§ Reading text
--------------------------------------------------
Ok, that was me trying to being funny about what is really one of the few cities to rival my glorious hometown. I always enjoy Boston, and the 40-ish weather, while worrisome from a climate-change perspective, certainly makes it easy to get around.

But I spent most of today doing vendor stuff (wrapping up the night in a fun Southie pub with hearty food and yummy draft beer–Dale’s Pale Ale on tap!) and I feel I should do a little round-up before it all evaporates, considering that I have repeatedly referred to my present abode as the Parker Roll Hotel.

First, when I interviewed at Peanut U, a faculty member asked me about electronic theses and dissertations. I gave a rather vague answer, but the reality is quite concrete (in many senses of the word): our facility is literally groaning from the weight of uncataloged materials, theses eminent among them. We have been advised not to add more weight to our top floor, and I don’t have the shinola to pay for all that original cataloging, which we would need to outsource. So it intrigued me to hear that our ebrary collection could be configured to upload our own PDFs, effectively creating a mini-ETD-repository. I am asking myself and others why we wouldn’t do that, at least as a pilot project.

Creating topic collections of web resources seems to be a hot thing these days. Oh wait–I managed a project that did that, extremely well in fact, before it was kiboshed by the Powers That Were. Never mind; vendors to the rescue (ebrary, Springshare, Credo, and so on).
--------------------------------------------------
§ Available data
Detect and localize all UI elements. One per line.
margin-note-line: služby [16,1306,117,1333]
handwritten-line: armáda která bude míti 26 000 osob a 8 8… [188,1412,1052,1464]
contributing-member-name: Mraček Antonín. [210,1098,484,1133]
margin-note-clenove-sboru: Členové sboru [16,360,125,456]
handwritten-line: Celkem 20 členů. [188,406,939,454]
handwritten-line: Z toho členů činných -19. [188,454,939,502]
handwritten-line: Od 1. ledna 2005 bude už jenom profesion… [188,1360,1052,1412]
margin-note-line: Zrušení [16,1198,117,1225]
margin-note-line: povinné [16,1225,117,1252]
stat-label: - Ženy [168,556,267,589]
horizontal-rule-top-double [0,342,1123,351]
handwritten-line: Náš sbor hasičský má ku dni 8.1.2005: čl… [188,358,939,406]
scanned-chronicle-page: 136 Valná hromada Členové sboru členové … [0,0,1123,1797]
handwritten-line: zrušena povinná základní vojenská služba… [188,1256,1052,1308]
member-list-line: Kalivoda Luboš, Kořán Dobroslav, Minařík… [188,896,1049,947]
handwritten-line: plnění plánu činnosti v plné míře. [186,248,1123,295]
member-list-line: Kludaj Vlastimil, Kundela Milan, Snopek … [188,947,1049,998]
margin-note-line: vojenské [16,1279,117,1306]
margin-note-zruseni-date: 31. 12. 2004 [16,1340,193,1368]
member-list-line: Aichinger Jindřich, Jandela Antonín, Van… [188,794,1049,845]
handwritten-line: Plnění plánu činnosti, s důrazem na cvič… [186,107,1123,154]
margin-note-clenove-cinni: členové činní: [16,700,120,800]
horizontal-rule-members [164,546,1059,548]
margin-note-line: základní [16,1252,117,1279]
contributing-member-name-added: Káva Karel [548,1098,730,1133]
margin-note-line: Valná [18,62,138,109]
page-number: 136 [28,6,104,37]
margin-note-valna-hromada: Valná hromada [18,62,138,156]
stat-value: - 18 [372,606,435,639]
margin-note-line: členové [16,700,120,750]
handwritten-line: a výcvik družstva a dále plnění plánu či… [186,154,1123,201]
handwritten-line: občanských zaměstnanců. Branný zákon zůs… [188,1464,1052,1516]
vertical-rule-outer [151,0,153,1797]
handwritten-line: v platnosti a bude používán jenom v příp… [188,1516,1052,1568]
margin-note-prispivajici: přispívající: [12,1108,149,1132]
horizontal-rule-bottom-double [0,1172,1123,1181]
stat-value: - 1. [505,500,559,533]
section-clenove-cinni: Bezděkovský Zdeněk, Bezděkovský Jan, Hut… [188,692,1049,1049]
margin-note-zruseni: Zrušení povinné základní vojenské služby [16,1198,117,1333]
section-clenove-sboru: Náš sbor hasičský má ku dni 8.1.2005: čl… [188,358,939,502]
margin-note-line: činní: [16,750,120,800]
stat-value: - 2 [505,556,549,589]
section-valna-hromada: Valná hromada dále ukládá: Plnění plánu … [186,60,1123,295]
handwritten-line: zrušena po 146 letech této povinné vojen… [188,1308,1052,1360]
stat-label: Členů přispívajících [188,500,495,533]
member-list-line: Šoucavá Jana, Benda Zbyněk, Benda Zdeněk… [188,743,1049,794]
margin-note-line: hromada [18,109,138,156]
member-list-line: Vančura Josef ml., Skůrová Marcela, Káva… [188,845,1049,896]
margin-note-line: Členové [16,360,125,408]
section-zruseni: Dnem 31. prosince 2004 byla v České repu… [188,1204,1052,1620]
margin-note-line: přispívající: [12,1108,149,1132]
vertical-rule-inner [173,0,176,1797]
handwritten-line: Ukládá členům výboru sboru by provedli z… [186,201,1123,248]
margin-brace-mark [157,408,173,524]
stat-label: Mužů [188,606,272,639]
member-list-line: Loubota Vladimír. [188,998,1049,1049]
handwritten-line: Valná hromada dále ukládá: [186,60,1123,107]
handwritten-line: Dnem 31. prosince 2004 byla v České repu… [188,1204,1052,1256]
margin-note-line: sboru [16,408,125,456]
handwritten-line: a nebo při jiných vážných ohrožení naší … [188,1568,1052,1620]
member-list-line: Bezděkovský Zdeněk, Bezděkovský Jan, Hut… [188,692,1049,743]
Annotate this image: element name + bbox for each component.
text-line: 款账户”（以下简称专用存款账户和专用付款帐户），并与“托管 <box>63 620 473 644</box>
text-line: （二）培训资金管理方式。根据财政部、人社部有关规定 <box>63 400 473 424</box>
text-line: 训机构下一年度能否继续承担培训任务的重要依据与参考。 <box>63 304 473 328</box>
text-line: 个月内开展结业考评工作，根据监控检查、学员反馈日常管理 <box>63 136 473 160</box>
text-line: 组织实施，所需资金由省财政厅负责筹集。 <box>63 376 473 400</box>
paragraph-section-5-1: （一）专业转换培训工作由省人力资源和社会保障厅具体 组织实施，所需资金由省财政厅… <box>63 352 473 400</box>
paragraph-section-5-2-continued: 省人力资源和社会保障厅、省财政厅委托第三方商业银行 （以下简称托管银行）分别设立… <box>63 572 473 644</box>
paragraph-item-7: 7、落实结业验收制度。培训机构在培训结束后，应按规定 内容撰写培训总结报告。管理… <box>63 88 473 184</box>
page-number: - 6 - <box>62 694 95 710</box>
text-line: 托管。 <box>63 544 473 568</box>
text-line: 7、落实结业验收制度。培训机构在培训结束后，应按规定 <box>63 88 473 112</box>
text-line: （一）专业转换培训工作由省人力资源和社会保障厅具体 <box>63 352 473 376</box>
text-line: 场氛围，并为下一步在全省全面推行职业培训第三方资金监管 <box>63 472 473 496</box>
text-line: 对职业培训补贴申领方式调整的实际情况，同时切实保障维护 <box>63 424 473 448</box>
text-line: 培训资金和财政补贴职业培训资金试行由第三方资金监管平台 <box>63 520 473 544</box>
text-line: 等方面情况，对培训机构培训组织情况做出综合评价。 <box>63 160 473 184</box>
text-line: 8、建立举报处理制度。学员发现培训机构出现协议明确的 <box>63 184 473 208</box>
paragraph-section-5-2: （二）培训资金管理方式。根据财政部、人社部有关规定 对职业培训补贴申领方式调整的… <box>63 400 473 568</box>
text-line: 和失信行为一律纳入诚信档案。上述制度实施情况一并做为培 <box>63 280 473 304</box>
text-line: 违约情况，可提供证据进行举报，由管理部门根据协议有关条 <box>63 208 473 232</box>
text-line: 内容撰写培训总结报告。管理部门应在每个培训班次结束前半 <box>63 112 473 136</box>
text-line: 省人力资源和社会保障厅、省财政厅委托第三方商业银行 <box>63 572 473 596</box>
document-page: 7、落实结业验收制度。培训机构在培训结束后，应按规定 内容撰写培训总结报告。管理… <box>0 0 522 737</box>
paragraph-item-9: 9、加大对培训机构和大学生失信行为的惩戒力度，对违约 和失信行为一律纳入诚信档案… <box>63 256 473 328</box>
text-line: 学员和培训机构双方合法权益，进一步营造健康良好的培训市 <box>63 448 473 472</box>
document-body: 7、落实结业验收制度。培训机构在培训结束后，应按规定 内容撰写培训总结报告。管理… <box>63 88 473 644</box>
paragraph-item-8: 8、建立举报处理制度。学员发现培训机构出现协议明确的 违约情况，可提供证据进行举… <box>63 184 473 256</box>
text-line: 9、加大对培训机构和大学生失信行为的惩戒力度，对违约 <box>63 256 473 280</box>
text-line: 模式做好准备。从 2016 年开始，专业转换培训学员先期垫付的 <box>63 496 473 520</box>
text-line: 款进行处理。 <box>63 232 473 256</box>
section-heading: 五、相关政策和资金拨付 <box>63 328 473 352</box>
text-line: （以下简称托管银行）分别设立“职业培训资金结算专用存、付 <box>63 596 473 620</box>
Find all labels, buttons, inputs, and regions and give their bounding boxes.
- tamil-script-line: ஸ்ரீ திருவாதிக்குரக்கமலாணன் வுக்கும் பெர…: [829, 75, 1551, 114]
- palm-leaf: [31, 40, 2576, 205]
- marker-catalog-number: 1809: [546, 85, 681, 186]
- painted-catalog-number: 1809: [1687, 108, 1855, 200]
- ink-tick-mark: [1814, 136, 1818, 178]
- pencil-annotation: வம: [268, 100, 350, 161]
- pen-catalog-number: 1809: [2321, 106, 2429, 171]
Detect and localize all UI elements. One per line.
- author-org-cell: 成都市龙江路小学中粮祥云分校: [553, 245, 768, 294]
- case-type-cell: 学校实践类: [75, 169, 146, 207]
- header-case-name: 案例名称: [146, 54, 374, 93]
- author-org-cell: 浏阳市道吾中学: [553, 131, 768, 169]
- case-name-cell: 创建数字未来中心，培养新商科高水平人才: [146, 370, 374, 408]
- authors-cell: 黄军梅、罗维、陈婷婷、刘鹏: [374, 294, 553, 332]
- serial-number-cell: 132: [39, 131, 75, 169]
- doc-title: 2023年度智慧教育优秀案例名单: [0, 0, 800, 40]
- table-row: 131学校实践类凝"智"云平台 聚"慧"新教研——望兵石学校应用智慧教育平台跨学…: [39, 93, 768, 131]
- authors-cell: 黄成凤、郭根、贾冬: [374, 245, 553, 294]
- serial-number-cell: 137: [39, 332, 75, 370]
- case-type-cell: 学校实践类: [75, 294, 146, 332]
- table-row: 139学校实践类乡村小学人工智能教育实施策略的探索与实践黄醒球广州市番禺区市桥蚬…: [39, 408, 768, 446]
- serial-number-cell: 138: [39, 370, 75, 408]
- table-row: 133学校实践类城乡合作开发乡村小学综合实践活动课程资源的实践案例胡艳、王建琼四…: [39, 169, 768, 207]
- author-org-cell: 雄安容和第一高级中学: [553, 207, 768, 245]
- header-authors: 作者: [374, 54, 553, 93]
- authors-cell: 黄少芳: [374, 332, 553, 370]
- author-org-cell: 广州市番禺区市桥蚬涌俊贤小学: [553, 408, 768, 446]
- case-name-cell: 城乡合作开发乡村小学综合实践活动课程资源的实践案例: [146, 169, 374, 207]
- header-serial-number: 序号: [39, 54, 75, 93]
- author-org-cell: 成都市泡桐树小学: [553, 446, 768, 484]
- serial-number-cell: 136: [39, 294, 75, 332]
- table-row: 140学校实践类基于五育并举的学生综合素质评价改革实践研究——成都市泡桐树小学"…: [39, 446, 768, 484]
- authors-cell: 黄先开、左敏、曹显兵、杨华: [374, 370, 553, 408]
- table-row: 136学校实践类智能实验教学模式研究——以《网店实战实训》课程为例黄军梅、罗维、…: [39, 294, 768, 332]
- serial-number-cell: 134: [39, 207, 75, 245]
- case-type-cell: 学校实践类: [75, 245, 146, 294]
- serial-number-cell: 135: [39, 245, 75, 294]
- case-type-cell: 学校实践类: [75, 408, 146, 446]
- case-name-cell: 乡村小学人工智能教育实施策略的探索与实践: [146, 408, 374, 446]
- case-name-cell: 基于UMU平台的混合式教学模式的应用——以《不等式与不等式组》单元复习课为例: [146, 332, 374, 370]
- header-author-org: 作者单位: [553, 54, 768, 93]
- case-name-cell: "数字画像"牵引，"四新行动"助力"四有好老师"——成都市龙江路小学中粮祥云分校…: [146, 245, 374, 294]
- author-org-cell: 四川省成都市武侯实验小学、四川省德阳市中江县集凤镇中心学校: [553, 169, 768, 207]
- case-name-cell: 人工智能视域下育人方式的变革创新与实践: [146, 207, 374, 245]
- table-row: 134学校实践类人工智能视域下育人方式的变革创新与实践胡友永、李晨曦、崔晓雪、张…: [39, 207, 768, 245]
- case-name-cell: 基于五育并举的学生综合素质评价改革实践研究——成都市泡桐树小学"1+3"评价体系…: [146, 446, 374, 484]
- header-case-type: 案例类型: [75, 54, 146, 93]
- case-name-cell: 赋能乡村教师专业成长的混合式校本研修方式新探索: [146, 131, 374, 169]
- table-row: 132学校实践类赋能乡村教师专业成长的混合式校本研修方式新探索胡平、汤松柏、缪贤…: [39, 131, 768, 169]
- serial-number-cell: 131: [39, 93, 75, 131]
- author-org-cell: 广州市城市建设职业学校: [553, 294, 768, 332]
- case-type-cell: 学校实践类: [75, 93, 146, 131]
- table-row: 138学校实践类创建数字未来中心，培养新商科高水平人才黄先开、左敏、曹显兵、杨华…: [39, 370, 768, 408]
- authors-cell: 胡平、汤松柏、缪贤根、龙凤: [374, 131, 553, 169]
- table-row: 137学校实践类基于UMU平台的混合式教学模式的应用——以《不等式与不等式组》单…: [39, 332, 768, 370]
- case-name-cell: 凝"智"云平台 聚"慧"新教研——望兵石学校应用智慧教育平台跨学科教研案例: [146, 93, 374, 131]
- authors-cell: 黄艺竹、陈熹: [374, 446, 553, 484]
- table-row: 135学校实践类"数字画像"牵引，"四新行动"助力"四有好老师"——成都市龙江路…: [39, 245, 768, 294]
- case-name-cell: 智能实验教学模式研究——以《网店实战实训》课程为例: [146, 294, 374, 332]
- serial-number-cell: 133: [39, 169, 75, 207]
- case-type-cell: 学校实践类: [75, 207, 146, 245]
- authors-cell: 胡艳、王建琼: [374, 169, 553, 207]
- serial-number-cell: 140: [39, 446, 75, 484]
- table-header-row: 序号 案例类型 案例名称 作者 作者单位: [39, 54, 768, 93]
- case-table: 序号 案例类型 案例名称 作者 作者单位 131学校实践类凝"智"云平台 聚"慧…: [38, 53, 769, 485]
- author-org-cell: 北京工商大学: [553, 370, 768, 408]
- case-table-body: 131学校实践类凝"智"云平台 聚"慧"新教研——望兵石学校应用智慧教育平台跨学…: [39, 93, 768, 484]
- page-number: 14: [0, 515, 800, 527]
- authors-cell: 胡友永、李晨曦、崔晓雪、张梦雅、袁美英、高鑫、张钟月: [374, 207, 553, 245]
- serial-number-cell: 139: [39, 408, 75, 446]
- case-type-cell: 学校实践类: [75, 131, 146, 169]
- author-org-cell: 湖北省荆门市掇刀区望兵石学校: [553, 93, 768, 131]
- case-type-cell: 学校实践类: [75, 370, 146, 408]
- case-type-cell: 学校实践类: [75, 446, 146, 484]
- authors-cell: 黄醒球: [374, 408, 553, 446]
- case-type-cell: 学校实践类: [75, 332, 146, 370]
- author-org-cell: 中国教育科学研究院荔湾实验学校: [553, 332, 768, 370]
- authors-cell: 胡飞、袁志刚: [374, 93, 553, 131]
--------------------------------------------------
§ Study questions
1. In the blog post, restate everything from "Ok, that was" down to "to get around.", replacing "Boston" with "Chicago".
2. Condense the paragraph of the blog post that begins "First, when I interviewed at Peanut U" while keeping its main facts.

§ Numbered answers
1.
Ok, that was me trying to being funny about what is really one of the few cities to rival my glorious hometown. I always enjoy Chicago, and the 40-ish weather, while worrisome from a climate-change perspective, certainly makes it easy to get around.

2. When I interviewed at Peanut U, a faculty member asked about electronic theses and dissertations, and I answered vaguely. In fact, our facility is overloaded with uncataloged materials, theses prominent among them. We've been told not to add weight to the top floor, and I lack the money to outsource all that original cataloging. So I was intrigued to learn that our ebrary collection could be configured to upload our own PDFs, effectively creating a mini-ETD repository. I'm asking why we wouldn't do that, at least as a pilot project.